▶ [Task description] Quote every line below exactly as it reads.

▶ [Material provided]
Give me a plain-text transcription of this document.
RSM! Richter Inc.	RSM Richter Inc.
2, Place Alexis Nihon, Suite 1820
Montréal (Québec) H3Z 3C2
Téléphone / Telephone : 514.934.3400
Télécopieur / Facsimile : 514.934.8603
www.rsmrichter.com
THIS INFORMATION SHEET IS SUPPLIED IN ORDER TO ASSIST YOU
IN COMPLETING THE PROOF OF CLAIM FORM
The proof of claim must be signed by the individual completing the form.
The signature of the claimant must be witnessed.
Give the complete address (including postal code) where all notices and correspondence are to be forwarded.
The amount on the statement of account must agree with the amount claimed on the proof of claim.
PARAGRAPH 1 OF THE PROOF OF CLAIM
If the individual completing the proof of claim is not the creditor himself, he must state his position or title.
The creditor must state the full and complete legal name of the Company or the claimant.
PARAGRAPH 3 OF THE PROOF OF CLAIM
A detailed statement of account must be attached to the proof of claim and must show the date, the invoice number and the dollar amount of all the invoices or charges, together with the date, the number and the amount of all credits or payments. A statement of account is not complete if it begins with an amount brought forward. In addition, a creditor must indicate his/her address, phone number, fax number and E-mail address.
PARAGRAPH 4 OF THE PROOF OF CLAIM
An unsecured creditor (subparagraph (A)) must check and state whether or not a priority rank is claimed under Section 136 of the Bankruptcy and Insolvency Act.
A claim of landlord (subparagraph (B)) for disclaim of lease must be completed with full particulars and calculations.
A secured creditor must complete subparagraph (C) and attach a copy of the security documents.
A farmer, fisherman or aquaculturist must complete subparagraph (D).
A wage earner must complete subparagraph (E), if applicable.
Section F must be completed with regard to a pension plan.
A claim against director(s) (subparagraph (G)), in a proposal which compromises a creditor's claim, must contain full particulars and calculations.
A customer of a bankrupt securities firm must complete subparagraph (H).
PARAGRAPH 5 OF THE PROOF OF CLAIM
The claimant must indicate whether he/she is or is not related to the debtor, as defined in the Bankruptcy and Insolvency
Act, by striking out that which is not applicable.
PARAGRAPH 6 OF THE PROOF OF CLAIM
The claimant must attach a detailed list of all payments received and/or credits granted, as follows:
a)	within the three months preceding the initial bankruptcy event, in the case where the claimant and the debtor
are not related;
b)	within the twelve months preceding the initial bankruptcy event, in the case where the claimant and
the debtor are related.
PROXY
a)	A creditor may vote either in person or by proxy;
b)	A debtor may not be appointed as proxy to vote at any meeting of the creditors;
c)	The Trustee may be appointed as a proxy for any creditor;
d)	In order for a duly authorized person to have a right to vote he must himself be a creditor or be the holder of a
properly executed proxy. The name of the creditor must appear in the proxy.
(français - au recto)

▶ [Complete response]
Give me a plain-text transcription of this document.
RSM! Richter Inc.	RSM Richter Inc.
2, Place Alexis Nihon, Suite 1820
Montréal (Québec) H3Z 3C2
Téléphone / Telephone : 514.934.3400
Télécopieur / Facsimile : 514.934.8603
www.rsmrichter.com
THIS INFORMATION SHEET IS SUPPLIED IN ORDER TO ASSIST YOU
IN COMPLETING THE PROOF OF CLAIM FORM
The proof of claim must be signed by the individual completing the form.
The signature of the claimant must be witnessed.
Give the complete address (including postal code) where all notices and correspondence are to be forwarded.
The amount on the statement of account must agree with the amount claimed on the proof of claim.
PARAGRAPH 1 OF THE PROOF OF CLAIM
If the individual completing the proof of claim is not the creditor himself, he must state his position or title.
The creditor must state the full and complete legal name of the Company or the claimant.
PARAGRAPH 3 OF THE PROOF OF CLAIM
A detailed statement of account must be attached to the proof of claim and must show the date, the invoice number and the dollar amount of all the invoices or charges, together with the date, the number and the amount of all credits or payments. A statement of account is not complete if it begins with an amount brought forward. In addition, a creditor must indicate his/her address, phone number, fax number and E-mail address.
PARAGRAPH 4 OF THE PROOF OF CLAIM
An unsecured creditor (subparagraph (A)) must check and state whether or not a priority rank is claimed under Section 136 of the Bankruptcy and Insolvency Act.
A claim of landlord (subparagraph (B)) for disclaim of lease must be completed with full particulars and calculations.
A secured creditor must complete subparagraph (C) and attach a copy of the security documents.
A farmer, fisherman or aquaculturist must complete subparagraph (D).
A wage earner must complete subparagraph (E), if applicable.
Section F must be completed with regard to a pension plan.
A claim against director(s) (subparagraph (G)), in a proposal which compromises a creditor's claim, must contain full particulars and calculations.
A customer of a bankrupt securities firm must complete subparagraph (H).
PARAGRAPH 5 OF THE PROOF OF CLAIM
The claimant must indicate whether he/she is or is not related to the debtor, as defined in the Bankruptcy and Insolvency
Act, by striking out that which is not applicable.
PARAGRAPH 6 OF THE PROOF OF CLAIM
The claimant must attach a detailed list of all payments received and/or credits granted, as follows:
a)	within the three months preceding the initial bankruptcy event, in the case where the claimant and the debtor
are not related;
b)	within the twelve months preceding the initial bankruptcy event, in the case where the claimant and
the debtor are related.
PROXY
a)	A creditor may vote either in person or by proxy;
b)	A debtor may not be appointed as proxy to vote at any meeting of the creditors;
c)	The Trustee may be appointed as a proxy for any creditor;
d)	In order for a duly authorized person to have a right to vote he must himself be a creditor or be the holder of a
properly executed proxy. The name of the creditor must appear in the proxy.
(français - au recto)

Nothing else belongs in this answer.